» EXERCISE AIM: The records that follow must be repeated verbatim, every one of them.

» Collection entries:
■ ■ ■ ■

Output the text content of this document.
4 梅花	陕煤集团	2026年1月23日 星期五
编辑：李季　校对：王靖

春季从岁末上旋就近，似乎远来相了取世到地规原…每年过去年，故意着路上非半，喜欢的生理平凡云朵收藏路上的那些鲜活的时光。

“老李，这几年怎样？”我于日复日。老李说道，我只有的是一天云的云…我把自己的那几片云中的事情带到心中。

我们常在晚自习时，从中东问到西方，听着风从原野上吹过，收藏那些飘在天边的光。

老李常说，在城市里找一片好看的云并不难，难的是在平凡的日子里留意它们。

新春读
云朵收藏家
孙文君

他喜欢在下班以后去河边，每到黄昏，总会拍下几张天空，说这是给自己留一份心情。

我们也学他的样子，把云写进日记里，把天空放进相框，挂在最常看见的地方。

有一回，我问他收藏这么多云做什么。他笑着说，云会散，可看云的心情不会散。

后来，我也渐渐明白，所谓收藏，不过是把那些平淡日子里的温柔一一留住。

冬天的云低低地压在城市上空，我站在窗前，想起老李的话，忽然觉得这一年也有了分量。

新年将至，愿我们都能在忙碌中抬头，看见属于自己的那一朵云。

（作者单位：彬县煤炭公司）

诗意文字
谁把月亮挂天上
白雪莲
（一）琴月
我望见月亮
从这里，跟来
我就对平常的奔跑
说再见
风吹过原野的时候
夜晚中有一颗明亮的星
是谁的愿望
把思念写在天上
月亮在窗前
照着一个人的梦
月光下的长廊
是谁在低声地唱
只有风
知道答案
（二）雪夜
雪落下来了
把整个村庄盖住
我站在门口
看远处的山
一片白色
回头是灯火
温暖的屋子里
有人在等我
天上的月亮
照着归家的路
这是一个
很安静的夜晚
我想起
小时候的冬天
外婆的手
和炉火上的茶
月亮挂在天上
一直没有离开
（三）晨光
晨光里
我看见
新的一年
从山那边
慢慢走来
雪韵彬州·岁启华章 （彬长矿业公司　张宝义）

■ ■ ■ ■

» REPLY TO THE TASK:
Output the text content of this document.
4 梅花	陕煤集团	2026年1月23日 星期五
编辑：李季　校对：王靖

春季从岁末上旋就近，似乎远来相了取世到地规原…每年过去年，故意着路上非半，喜欢的生理平凡云朵收藏路上的那些鲜活的时光。

“老李，这几年怎样？”我于日复日。老李说道，我只有的是一天云的云…我把自己的那几片云中的事情带到心中。

我们常在晚自习时，从中东问到西方，听着风从原野上吹过，收藏那些飘在天边的光。

老李常说，在城市里找一片好看的云并不难，难的是在平凡的日子里留意它们。

新春读
云朵收藏家
孙文君

他喜欢在下班以后去河边，每到黄昏，总会拍下几张天空，说这是给自己留一份心情。

我们也学他的样子，把云写进日记里，把天空放进相框，挂在最常看见的地方。

有一回，我问他收藏这么多云做什么。他笑着说，云会散，可看云的心情不会散。

后来，我也渐渐明白，所谓收藏，不过是把那些平淡日子里的温柔一一留住。

冬天的云低低地压在城市上空，我站在窗前，想起老李的话，忽然觉得这一年也有了分量。

新年将至，愿我们都能在忙碌中抬头，看见属于自己的那一朵云。

（作者单位：彬县煤炭公司）

诗意文字
谁把月亮挂天上
白雪莲
（一）琴月
我望见月亮
从这里，跟来
我就对平常的奔跑
说再见
风吹过原野的时候
夜晚中有一颗明亮的星
是谁的愿望
把思念写在天上
月亮在窗前
照着一个人的梦
月光下的长廊
是谁在低声地唱
只有风
知道答案
（二）雪夜
雪落下来了
把整个村庄盖住
我站在门口
看远处的山
一片白色
回头是灯火
温暖的屋子里
有人在等我
天上的月亮
照着归家的路
这是一个
很安静的夜晚
我想起
小时候的冬天
外婆的手
和炉火上的茶
月亮挂在天上
一直没有离开
（三）晨光
晨光里
我看见
新的一年
从山那边
慢慢走来
雪韵彬州·岁启华章 （彬长矿业公司　张宝义）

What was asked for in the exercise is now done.